#### [BRIEF]
Exact reproduction of the data is required, with images excluded.

#### [EXTRACTED MATERIAL]
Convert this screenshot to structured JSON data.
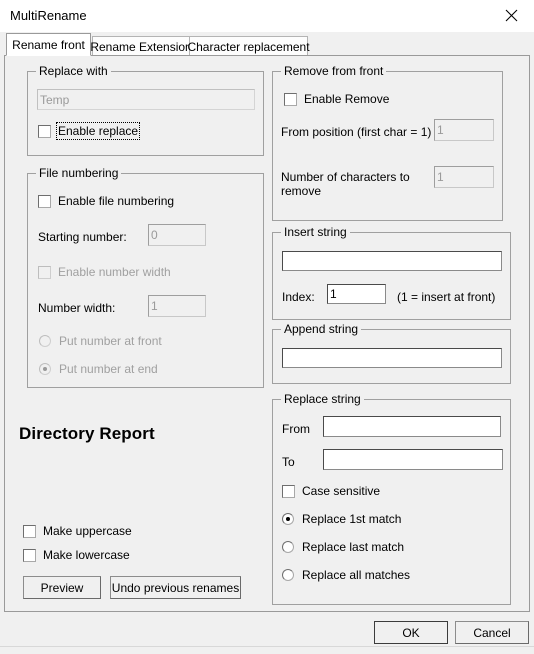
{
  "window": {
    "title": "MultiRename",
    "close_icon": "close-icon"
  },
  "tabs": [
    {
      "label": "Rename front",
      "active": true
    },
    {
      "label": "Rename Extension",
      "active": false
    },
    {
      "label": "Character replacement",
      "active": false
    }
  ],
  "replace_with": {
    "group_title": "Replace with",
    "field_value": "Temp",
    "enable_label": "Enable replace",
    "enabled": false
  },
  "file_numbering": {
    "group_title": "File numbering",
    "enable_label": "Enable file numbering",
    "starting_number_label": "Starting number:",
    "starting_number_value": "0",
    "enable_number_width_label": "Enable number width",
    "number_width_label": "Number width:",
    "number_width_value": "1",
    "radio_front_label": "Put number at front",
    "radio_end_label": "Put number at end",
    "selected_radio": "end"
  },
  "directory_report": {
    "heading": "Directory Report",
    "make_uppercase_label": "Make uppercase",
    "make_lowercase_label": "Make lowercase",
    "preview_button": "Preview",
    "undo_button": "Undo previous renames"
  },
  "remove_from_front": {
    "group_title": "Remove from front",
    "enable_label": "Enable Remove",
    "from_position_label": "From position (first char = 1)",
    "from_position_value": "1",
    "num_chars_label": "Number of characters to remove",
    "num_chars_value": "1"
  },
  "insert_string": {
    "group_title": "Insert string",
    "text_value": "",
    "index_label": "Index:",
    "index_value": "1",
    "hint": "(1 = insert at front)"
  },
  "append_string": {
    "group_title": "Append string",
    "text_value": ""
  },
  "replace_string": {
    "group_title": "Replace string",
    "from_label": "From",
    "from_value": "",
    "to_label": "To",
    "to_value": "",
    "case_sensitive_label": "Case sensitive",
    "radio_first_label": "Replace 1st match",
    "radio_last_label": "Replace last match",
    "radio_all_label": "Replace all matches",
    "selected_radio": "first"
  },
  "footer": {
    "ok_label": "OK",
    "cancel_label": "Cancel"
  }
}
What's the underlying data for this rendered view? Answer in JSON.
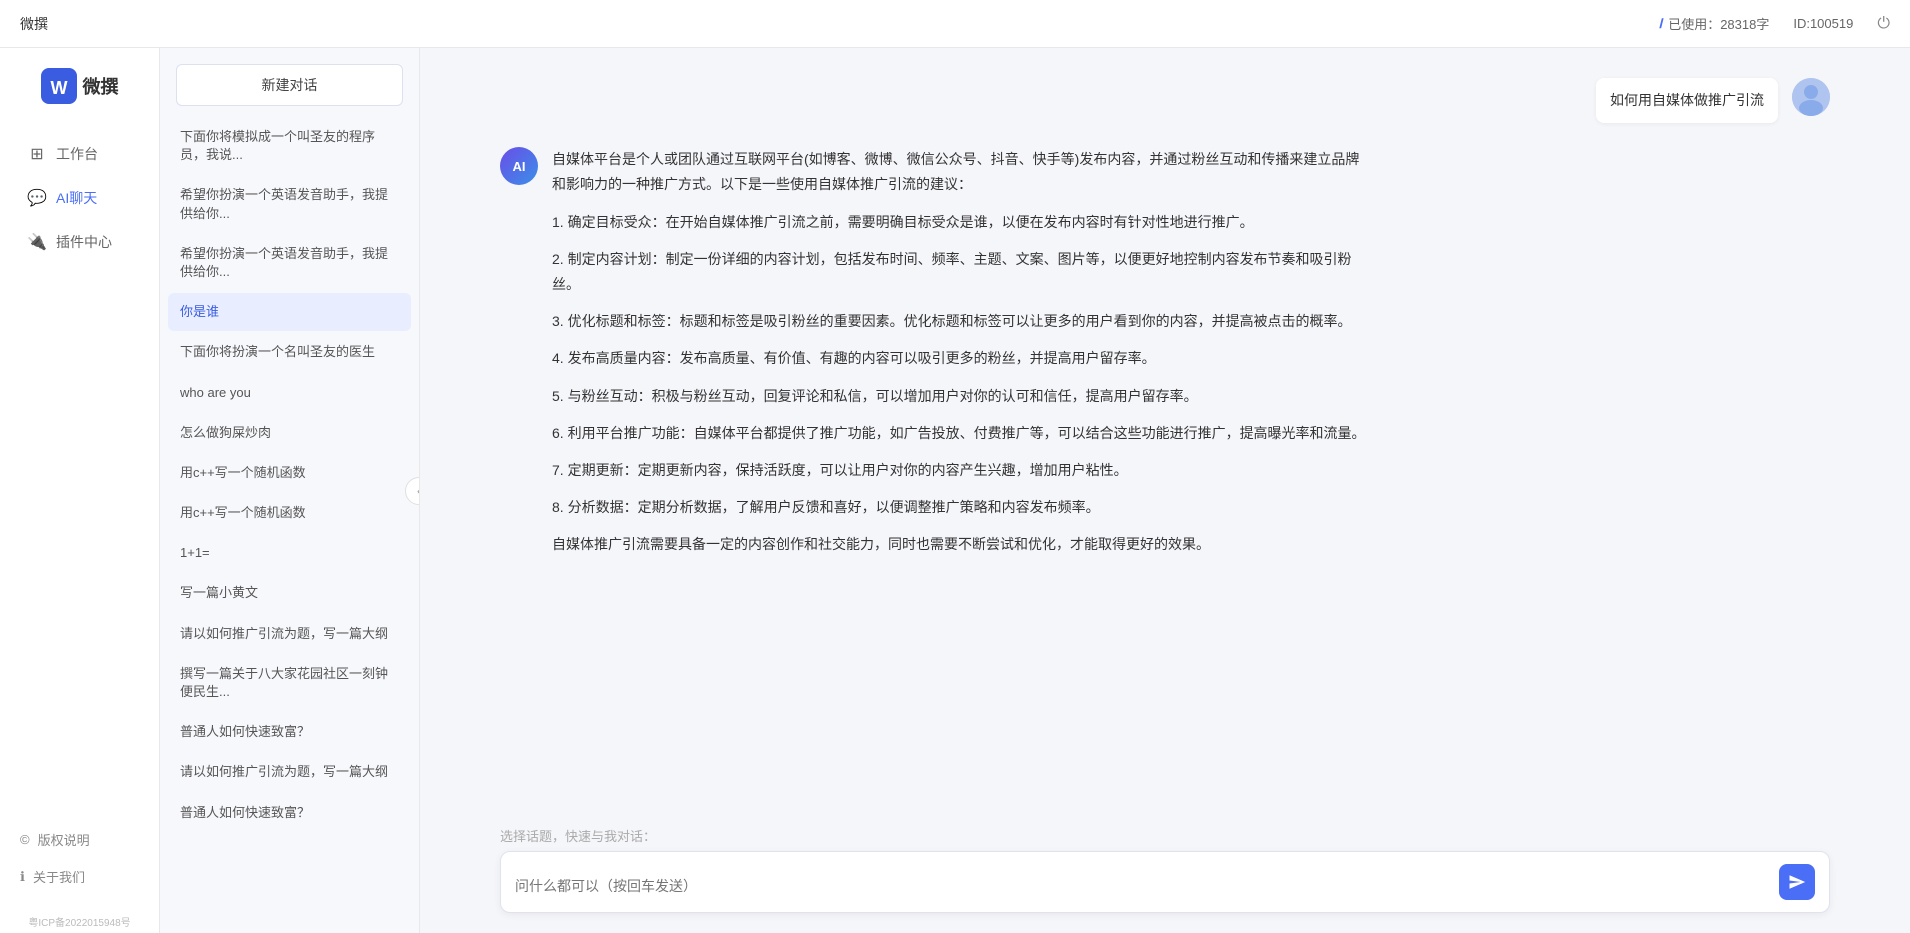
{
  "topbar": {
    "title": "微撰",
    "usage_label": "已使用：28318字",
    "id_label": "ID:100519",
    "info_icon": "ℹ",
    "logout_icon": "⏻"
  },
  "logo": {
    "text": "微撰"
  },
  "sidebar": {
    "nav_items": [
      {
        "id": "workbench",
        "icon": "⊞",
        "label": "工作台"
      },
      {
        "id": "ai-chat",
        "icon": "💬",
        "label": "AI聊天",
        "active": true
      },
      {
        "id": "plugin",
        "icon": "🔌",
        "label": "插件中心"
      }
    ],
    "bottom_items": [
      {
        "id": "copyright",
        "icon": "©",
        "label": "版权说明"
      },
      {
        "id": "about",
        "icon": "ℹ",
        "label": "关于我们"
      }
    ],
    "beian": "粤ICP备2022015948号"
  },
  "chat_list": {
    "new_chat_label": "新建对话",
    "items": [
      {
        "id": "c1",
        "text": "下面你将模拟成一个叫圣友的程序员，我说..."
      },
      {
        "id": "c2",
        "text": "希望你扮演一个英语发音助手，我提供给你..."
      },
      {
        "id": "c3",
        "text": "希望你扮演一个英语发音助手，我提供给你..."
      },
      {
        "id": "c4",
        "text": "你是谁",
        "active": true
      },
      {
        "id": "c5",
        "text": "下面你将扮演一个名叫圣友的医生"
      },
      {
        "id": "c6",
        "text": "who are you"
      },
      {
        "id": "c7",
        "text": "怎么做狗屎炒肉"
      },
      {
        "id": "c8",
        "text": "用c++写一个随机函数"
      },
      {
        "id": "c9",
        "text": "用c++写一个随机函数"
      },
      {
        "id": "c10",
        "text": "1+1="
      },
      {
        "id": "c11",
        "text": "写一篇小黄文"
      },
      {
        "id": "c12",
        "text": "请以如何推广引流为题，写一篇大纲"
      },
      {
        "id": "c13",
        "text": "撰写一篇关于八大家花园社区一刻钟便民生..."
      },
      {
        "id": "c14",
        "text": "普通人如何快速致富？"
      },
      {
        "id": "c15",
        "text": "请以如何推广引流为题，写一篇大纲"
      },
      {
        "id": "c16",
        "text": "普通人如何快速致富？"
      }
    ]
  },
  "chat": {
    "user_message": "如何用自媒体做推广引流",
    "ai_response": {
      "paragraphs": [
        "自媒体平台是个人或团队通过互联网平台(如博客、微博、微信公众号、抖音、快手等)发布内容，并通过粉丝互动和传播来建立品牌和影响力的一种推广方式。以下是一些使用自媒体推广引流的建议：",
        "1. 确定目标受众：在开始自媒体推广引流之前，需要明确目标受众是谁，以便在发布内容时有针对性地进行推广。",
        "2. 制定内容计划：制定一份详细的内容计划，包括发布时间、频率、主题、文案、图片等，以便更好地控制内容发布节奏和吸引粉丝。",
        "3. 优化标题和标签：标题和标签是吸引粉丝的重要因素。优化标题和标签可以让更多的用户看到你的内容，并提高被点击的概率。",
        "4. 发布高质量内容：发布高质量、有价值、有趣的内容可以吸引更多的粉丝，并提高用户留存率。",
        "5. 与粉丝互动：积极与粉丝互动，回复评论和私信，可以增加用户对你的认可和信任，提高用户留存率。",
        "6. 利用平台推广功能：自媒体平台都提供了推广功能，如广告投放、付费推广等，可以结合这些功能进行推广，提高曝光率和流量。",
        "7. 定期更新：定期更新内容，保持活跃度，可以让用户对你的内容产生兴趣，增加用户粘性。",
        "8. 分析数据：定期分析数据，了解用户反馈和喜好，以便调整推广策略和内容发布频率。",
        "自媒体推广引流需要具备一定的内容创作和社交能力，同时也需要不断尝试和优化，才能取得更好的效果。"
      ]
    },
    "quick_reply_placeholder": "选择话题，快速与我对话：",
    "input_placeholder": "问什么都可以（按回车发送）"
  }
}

#### [RESULT BELOW]
Convert this screenshot to structured JSON data.
{
  "window": {
    "title": "MultiRename",
    "close_icon": "close-icon"
  },
  "tabs": [
    {
      "label": "Rename front",
      "active": true
    },
    {
      "label": "Rename Extension",
      "active": false
    },
    {
      "label": "Character replacement",
      "active": false
    }
  ],
  "replace_with": {
    "group_title": "Replace with",
    "field_value": "Temp",
    "enable_label": "Enable replace",
    "enabled": false
  },
  "file_numbering": {
    "group_title": "File numbering",
    "enable_label": "Enable file numbering",
    "starting_number_label": "Starting number:",
    "starting_number_value": "0",
    "enable_number_width_label": "Enable number width",
    "number_width_label": "Number width:",
    "number_width_value": "1",
    "radio_front_label": "Put number at front",
    "radio_end_label": "Put number at end",
    "selected_radio": "end"
  },
  "directory_report": {
    "heading": "Directory Report",
    "make_uppercase_label": "Make uppercase",
    "make_lowercase_label": "Make lowercase",
    "preview_button": "Preview",
    "undo_button": "Undo previous renames"
  },
  "remove_from_front": {
    "group_title": "Remove from front",
    "enable_label": "Enable Remove",
    "from_position_label": "From position (first char = 1)",
    "from_position_value": "1",
    "num_chars_label": "Number of characters to remove",
    "num_chars_value": "1"
  },
  "insert_string": {
    "group_title": "Insert string",
    "text_value": "",
    "index_label": "Index:",
    "index_value": "1",
    "hint": "(1 = insert at front)"
  },
  "append_string": {
    "group_title": "Append string",
    "text_value": ""
  },
  "replace_string": {
    "group_title": "Replace string",
    "from_label": "From",
    "from_value": "",
    "to_label": "To",
    "to_value": "",
    "case_sensitive_label": "Case sensitive",
    "radio_first_label": "Replace 1st match",
    "radio_last_label": "Replace last match",
    "radio_all_label": "Replace all matches",
    "selected_radio": "first"
  },
  "footer": {
    "ok_label": "OK",
    "cancel_label": "Cancel"
  }
}
What's the underlying data for this rendered view? Answer in JSON.
{
  "topbar": {
    "title": "微撰",
    "usage_label": "已使用：28318字",
    "id_label": "ID:100519",
    "info_icon": "ℹ",
    "logout_icon": "⏻"
  },
  "logo": {
    "text": "微撰"
  },
  "sidebar": {
    "nav_items": [
      {
        "id": "workbench",
        "icon": "⊞",
        "label": "工作台"
      },
      {
        "id": "ai-chat",
        "icon": "💬",
        "label": "AI聊天",
        "active": true
      },
      {
        "id": "plugin",
        "icon": "🔌",
        "label": "插件中心"
      }
    ],
    "bottom_items": [
      {
        "id": "copyright",
        "icon": "©",
        "label": "版权说明"
      },
      {
        "id": "about",
        "icon": "ℹ",
        "label": "关于我们"
      }
    ],
    "beian": "粤ICP备2022015948号"
  },
  "chat_list": {
    "new_chat_label": "新建对话",
    "items": [
      {
        "id": "c1",
        "text": "下面你将模拟成一个叫圣友的程序员，我说..."
      },
      {
        "id": "c2",
        "text": "希望你扮演一个英语发音助手，我提供给你..."
      },
      {
        "id": "c3",
        "text": "希望你扮演一个英语发音助手，我提供给你..."
      },
      {
        "id": "c4",
        "text": "你是谁",
        "active": true
      },
      {
        "id": "c5",
        "text": "下面你将扮演一个名叫圣友的医生"
      },
      {
        "id": "c6",
        "text": "who are you"
      },
      {
        "id": "c7",
        "text": "怎么做狗屎炒肉"
      },
      {
        "id": "c8",
        "text": "用c++写一个随机函数"
      },
      {
        "id": "c9",
        "text": "用c++写一个随机函数"
      },
      {
        "id": "c10",
        "text": "1+1="
      },
      {
        "id": "c11",
        "text": "写一篇小黄文"
      },
      {
        "id": "c12",
        "text": "请以如何推广引流为题，写一篇大纲"
      },
      {
        "id": "c13",
        "text": "撰写一篇关于八大家花园社区一刻钟便民生..."
      },
      {
        "id": "c14",
        "text": "普通人如何快速致富？"
      },
      {
        "id": "c15",
        "text": "请以如何推广引流为题，写一篇大纲"
      },
      {
        "id": "c16",
        "text": "普通人如何快速致富？"
      }
    ]
  },
  "chat": {
    "user_message": "如何用自媒体做推广引流",
    "ai_response": {
      "paragraphs": [
        "自媒体平台是个人或团队通过互联网平台(如博客、微博、微信公众号、抖音、快手等)发布内容，并通过粉丝互动和传播来建立品牌和影响力的一种推广方式。以下是一些使用自媒体推广引流的建议：",
        "1. 确定目标受众：在开始自媒体推广引流之前，需要明确目标受众是谁，以便在发布内容时有针对性地进行推广。",
        "2. 制定内容计划：制定一份详细的内容计划，包括发布时间、频率、主题、文案、图片等，以便更好地控制内容发布节奏和吸引粉丝。",
        "3. 优化标题和标签：标题和标签是吸引粉丝的重要因素。优化标题和标签可以让更多的用户看到你的内容，并提高被点击的概率。",
        "4. 发布高质量内容：发布高质量、有价值、有趣的内容可以吸引更多的粉丝，并提高用户留存率。",
        "5. 与粉丝互动：积极与粉丝互动，回复评论和私信，可以增加用户对你的认可和信任，提高用户留存率。",
        "6. 利用平台推广功能：自媒体平台都提供了推广功能，如广告投放、付费推广等，可以结合这些功能进行推广，提高曝光率和流量。",
        "7. 定期更新：定期更新内容，保持活跃度，可以让用户对你的内容产生兴趣，增加用户粘性。",
        "8. 分析数据：定期分析数据，了解用户反馈和喜好，以便调整推广策略和内容发布频率。",
        "自媒体推广引流需要具备一定的内容创作和社交能力，同时也需要不断尝试和优化，才能取得更好的效果。"
      ]
    },
    "quick_reply_placeholder": "选择话题，快速与我对话：",
    "input_placeholder": "问什么都可以（按回车发送）"
  }
}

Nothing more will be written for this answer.